**To be done**.
Set out every line bearing the string "nominális".

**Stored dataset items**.

==*==

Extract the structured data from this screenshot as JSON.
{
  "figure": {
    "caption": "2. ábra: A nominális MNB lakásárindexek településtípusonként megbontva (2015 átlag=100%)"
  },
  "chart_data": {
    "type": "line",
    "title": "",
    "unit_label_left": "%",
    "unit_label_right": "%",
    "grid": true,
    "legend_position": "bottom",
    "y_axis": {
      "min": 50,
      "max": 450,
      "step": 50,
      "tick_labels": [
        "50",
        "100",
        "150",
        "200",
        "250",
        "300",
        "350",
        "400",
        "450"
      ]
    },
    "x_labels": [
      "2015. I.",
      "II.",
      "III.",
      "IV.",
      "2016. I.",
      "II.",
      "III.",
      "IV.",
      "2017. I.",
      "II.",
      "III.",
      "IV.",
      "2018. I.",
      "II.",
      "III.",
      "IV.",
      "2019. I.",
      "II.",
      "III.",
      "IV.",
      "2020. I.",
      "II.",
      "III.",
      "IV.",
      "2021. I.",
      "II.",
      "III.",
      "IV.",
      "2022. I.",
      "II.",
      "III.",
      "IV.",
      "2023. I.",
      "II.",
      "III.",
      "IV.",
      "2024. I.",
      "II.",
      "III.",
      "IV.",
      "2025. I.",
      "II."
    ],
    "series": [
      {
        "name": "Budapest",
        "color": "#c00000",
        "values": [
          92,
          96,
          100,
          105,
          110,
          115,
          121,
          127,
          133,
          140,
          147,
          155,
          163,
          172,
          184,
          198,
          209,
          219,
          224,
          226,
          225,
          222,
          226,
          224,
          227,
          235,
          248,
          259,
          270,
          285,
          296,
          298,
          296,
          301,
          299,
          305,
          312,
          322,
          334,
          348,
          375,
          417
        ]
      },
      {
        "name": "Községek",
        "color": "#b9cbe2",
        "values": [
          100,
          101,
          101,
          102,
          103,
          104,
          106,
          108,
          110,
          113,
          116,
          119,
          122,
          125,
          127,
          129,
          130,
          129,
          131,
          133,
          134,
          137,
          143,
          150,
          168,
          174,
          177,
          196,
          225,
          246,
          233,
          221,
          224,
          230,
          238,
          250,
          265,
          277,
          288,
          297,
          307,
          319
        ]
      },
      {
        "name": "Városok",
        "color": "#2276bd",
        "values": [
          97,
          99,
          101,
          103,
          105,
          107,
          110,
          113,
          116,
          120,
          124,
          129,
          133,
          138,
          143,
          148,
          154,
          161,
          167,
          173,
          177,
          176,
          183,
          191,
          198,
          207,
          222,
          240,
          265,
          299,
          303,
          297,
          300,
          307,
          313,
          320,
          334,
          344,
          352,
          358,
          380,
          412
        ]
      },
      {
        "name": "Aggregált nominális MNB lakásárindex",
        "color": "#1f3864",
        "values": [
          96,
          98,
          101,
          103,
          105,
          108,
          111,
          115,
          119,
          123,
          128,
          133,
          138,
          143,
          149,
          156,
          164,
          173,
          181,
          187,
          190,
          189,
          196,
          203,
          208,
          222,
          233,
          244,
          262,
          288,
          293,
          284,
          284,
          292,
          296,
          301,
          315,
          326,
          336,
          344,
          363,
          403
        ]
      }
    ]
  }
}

==*==

**Output**.
    "caption": "2. ábra: A nominális MNB lakásárindexek településtípusonként megbontva (2015 átlag=100%)"
        "name": "Aggregált nominális MNB lakásárindex",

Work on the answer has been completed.